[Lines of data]

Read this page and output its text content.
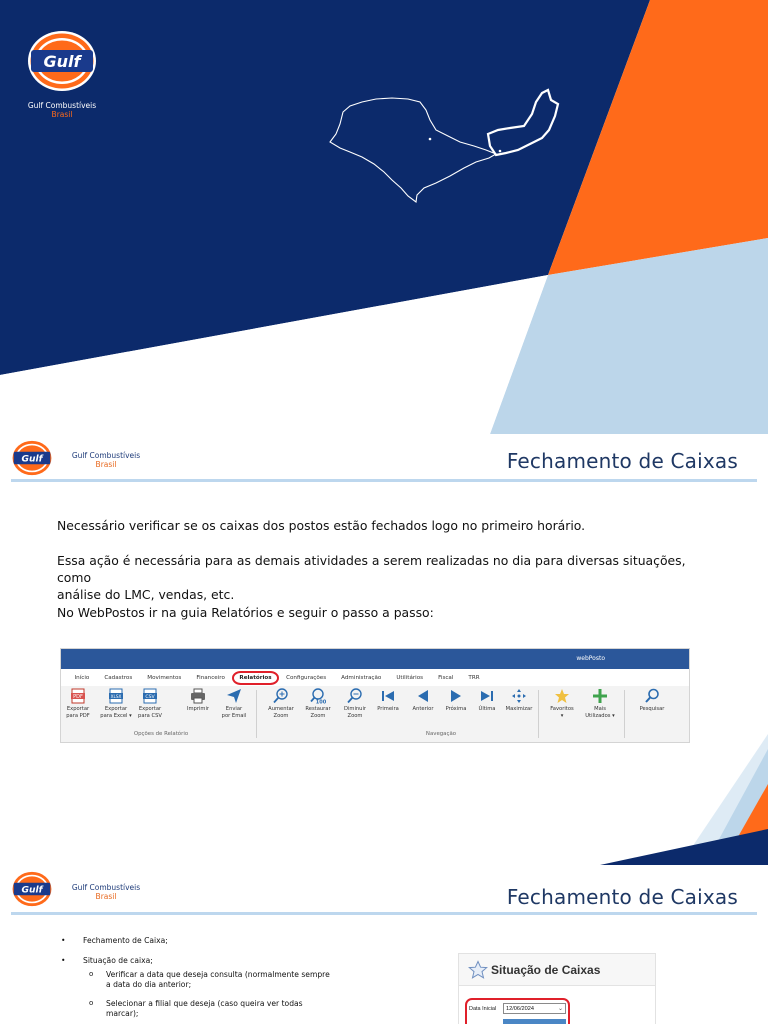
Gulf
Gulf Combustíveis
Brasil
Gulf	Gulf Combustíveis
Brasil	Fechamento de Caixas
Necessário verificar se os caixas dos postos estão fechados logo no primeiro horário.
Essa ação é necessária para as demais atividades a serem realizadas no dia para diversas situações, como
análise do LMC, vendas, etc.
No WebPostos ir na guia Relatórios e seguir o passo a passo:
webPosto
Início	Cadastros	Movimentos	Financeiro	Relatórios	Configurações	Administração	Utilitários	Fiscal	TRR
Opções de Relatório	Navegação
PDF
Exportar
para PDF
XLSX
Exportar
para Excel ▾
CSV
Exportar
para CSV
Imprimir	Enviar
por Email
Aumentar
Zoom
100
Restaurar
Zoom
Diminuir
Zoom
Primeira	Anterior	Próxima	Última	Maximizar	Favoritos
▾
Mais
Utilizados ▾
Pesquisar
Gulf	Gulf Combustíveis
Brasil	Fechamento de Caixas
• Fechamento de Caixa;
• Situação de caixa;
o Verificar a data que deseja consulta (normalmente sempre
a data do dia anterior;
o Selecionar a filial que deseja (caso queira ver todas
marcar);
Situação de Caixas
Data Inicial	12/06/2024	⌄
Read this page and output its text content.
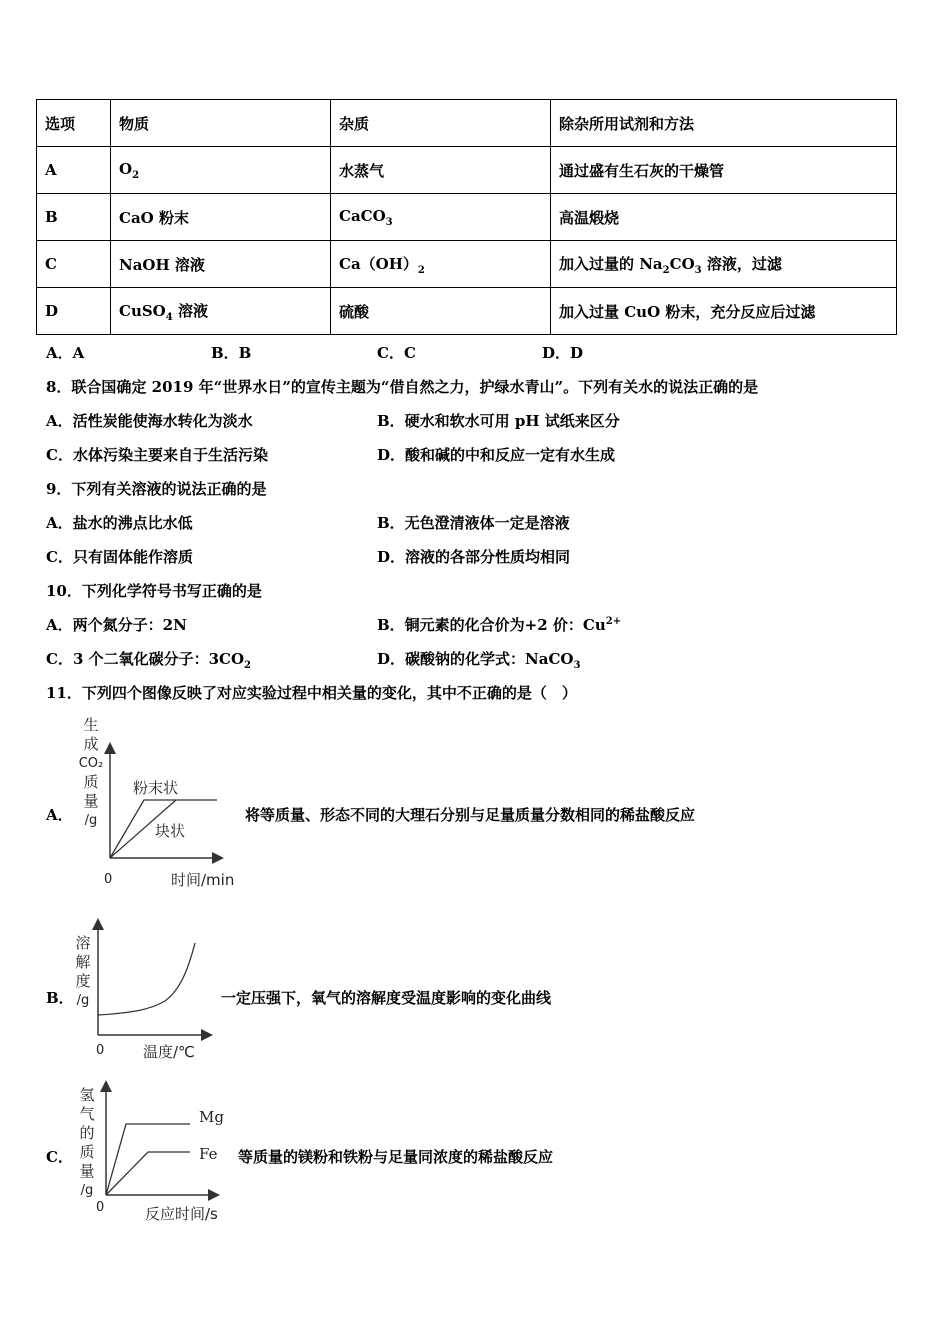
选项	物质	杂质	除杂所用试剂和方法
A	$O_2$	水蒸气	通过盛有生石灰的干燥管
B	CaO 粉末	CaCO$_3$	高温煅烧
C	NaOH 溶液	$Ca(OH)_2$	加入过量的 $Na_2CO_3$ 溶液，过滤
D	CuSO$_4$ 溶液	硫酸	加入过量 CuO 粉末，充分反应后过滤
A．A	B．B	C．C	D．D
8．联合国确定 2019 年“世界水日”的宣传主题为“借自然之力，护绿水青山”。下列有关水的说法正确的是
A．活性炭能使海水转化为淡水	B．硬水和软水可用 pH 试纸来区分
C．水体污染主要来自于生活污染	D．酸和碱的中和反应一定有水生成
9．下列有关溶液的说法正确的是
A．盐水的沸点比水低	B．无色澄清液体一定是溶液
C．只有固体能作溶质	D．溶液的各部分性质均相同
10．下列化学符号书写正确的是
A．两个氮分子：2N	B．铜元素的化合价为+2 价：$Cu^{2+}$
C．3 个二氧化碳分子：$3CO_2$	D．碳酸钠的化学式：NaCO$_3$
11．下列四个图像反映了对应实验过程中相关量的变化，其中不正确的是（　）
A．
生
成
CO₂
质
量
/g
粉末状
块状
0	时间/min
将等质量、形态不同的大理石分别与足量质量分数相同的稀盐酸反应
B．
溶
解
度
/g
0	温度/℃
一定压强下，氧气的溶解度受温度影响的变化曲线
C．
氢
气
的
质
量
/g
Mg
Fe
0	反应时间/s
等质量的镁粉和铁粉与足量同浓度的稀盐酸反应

**Work to be completed**
Copy every record character for character. Skip the pictures.

**Solution**
Read this page and output its text content.
Gulf
Gulf Combustíveis
Brasil
Gulf	Gulf Combustíveis
Brasil	Fechamento de Caixas
Necessário verificar se os caixas dos postos estão fechados logo no primeiro horário.
Essa ação é necessária para as demais atividades a serem realizadas no dia para diversas situações, como
análise do LMC, vendas, etc.
No WebPostos ir na guia Relatórios e seguir o passo a passo:
webPosto
Início	Cadastros	Movimentos	Financeiro	Relatórios	Configurações	Administração	Utilitários	Fiscal	TRR
Opções de Relatório	Navegação
PDF
Exportar
para PDF
XLSX
Exportar
para Excel ▾
CSV
Exportar
para CSV
Imprimir	Enviar
por Email
Aumentar
Zoom
100
Restaurar
Zoom
Diminuir
Zoom
Primeira	Anterior	Próxima	Última	Maximizar	Favoritos
▾
Mais
Utilizados ▾
Pesquisar
Gulf	Gulf Combustíveis
Brasil	Fechamento de Caixas
• Fechamento de Caixa;
• Situação de caixa;
o Verificar a data que deseja consulta (normalmente sempre
a data do dia anterior;
o Selecionar a filial que deseja (caso queira ver todas
marcar);
Situação de Caixas
Data Inicial	12/06/2024	⌄
Read this page and output its text content.
选项	物质	杂质	除杂所用试剂和方法
A	$O_2$	水蒸气	通过盛有生石灰的干燥管
B	CaO 粉末	CaCO$_3$	高温煅烧
C	NaOH 溶液	$Ca(OH)_2$	加入过量的 $Na_2CO_3$ 溶液，过滤
D	CuSO$_4$ 溶液	硫酸	加入过量 CuO 粉末，充分反应后过滤
A．A	B．B	C．C	D．D
8．联合国确定 2019 年“世界水日”的宣传主题为“借自然之力，护绿水青山”。下列有关水的说法正确的是
A．活性炭能使海水转化为淡水	B．硬水和软水可用 pH 试纸来区分
C．水体污染主要来自于生活污染	D．酸和碱的中和反应一定有水生成
9．下列有关溶液的说法正确的是
A．盐水的沸点比水低	B．无色澄清液体一定是溶液
C．只有固体能作溶质	D．溶液的各部分性质均相同
10．下列化学符号书写正确的是
A．两个氮分子：2N	B．铜元素的化合价为+2 价：$Cu^{2+}$
C．3 个二氧化碳分子：$3CO_2$	D．碳酸钠的化学式：NaCO$_3$
11．下列四个图像反映了对应实验过程中相关量的变化，其中不正确的是（　）
A．
生
成
CO₂
质
量
/g
粉末状
块状
0	时间/min
将等质量、形态不同的大理石分别与足量质量分数相同的稀盐酸反应
B．
溶
解
度
/g
0	温度/℃
一定压强下，氧气的溶解度受温度影响的变化曲线
C．
氢
气
的
质
量
/g
Mg
Fe
0	反应时间/s
等质量的镁粉和铁粉与足量同浓度的稀盐酸反应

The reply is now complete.